** TASK **
Reproduce the following records verbatim, line by line.

Layout annotation data
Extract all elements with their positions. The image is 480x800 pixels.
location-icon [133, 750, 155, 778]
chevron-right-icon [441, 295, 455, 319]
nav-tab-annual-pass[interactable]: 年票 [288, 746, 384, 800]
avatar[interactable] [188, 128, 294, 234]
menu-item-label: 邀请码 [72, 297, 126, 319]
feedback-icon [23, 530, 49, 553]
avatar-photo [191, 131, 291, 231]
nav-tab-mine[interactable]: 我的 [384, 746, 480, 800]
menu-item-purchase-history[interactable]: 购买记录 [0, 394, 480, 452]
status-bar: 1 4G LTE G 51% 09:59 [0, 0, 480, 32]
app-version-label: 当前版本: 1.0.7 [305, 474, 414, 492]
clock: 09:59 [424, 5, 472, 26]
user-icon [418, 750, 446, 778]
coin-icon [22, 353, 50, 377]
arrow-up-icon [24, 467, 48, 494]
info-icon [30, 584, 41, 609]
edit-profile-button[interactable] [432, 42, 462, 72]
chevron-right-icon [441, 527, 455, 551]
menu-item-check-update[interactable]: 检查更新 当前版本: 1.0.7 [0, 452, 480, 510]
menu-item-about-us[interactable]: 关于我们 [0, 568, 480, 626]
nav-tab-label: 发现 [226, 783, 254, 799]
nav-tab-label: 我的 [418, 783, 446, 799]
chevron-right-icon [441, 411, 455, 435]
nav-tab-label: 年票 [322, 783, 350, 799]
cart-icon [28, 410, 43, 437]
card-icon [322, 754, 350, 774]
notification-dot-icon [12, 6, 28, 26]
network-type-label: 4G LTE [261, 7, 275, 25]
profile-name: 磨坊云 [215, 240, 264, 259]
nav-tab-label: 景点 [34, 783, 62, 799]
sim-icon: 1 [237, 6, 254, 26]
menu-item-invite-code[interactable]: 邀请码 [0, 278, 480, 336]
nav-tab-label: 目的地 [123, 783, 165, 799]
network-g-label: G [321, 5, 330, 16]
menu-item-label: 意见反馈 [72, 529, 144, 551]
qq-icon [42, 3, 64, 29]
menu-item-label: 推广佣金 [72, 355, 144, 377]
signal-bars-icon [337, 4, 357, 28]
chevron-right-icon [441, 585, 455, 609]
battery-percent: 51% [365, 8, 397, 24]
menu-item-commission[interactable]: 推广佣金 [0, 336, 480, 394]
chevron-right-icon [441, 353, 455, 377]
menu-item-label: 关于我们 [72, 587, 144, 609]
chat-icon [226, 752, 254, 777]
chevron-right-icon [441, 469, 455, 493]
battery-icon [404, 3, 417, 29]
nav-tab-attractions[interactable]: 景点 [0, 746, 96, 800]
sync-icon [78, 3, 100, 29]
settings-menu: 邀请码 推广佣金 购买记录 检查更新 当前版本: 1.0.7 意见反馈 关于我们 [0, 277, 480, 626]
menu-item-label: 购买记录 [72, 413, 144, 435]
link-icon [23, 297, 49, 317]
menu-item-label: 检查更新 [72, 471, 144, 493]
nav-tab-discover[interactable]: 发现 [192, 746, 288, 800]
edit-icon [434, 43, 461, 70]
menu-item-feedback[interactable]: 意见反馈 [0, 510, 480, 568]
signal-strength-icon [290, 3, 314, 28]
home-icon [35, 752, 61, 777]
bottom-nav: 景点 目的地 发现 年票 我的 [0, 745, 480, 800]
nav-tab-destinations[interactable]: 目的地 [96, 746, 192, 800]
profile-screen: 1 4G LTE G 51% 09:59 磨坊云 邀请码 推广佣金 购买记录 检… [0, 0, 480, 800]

** RESULT **
Extract all elements with their positions. The image is 480x800 pixels.
location-icon [133, 750, 155, 778]
chevron-right-icon [441, 295, 455, 319]
nav-tab-annual-pass[interactable]: 年票 [288, 746, 384, 800]
avatar[interactable] [188, 128, 294, 234]
menu-item-label: 邀请码 [72, 297, 126, 319]
feedback-icon [23, 530, 49, 553]
avatar-photo [191, 131, 291, 231]
nav-tab-mine[interactable]: 我的 [384, 746, 480, 800]
menu-item-purchase-history[interactable]: 购买记录 [0, 394, 480, 452]
status-bar: 1 4G LTE G 51% 09:59 [0, 0, 480, 32]
app-version-label: 当前版本: 1.0.7 [305, 474, 414, 492]
clock: 09:59 [424, 5, 472, 26]
user-icon [418, 750, 446, 778]
coin-icon [22, 353, 50, 377]
arrow-up-icon [24, 467, 48, 494]
info-icon [30, 584, 41, 609]
edit-profile-button[interactable] [432, 42, 462, 72]
chevron-right-icon [441, 527, 455, 551]
menu-item-check-update[interactable]: 检查更新 当前版本: 1.0.7 [0, 452, 480, 510]
menu-item-about-us[interactable]: 关于我们 [0, 568, 480, 626]
nav-tab-label: 发现 [226, 783, 254, 799]
nav-tab-label: 我的 [418, 783, 446, 799]
chevron-right-icon [441, 411, 455, 435]
nav-tab-label: 年票 [322, 783, 350, 799]
cart-icon [28, 410, 43, 437]
card-icon [322, 754, 350, 774]
notification-dot-icon [12, 6, 28, 26]
network-type-label: 4G LTE [261, 7, 275, 25]
profile-name: 磨坊云 [215, 240, 264, 259]
nav-tab-label: 景点 [34, 783, 62, 799]
sim-icon: 1 [237, 6, 254, 26]
menu-item-invite-code[interactable]: 邀请码 [0, 278, 480, 336]
nav-tab-label: 目的地 [123, 783, 165, 799]
network-g-label: G [321, 5, 330, 16]
menu-item-label: 意见反馈 [72, 529, 144, 551]
qq-icon [42, 3, 64, 29]
menu-item-label: 推广佣金 [72, 355, 144, 377]
signal-bars-icon [337, 4, 357, 28]
chevron-right-icon [441, 585, 455, 609]
battery-percent: 51% [365, 8, 397, 24]
menu-item-commission[interactable]: 推广佣金 [0, 336, 480, 394]
chevron-right-icon [441, 353, 455, 377]
menu-item-label: 关于我们 [72, 587, 144, 609]
chat-icon [226, 752, 254, 777]
chevron-right-icon [441, 469, 455, 493]
battery-icon [404, 3, 417, 29]
nav-tab-attractions[interactable]: 景点 [0, 746, 96, 800]
sync-icon [78, 3, 100, 29]
settings-menu: 邀请码 推广佣金 购买记录 检查更新 当前版本: 1.0.7 意见反馈 关于我们 [0, 277, 480, 626]
menu-item-label: 购买记录 [72, 413, 144, 435]
link-icon [23, 297, 49, 317]
menu-item-label: 检查更新 [72, 471, 144, 493]
nav-tab-discover[interactable]: 发现 [192, 746, 288, 800]
edit-icon [434, 43, 461, 70]
menu-item-feedback[interactable]: 意见反馈 [0, 510, 480, 568]
signal-strength-icon [290, 3, 314, 28]
home-icon [35, 752, 61, 777]
bottom-nav: 景点 目的地 发现 年票 我的 [0, 745, 480, 800]
nav-tab-destinations[interactable]: 目的地 [96, 746, 192, 800]
profile-screen: 1 4G LTE G 51% 09:59 磨坊云 邀请码 推广佣金 购买记录 检… [0, 0, 480, 800]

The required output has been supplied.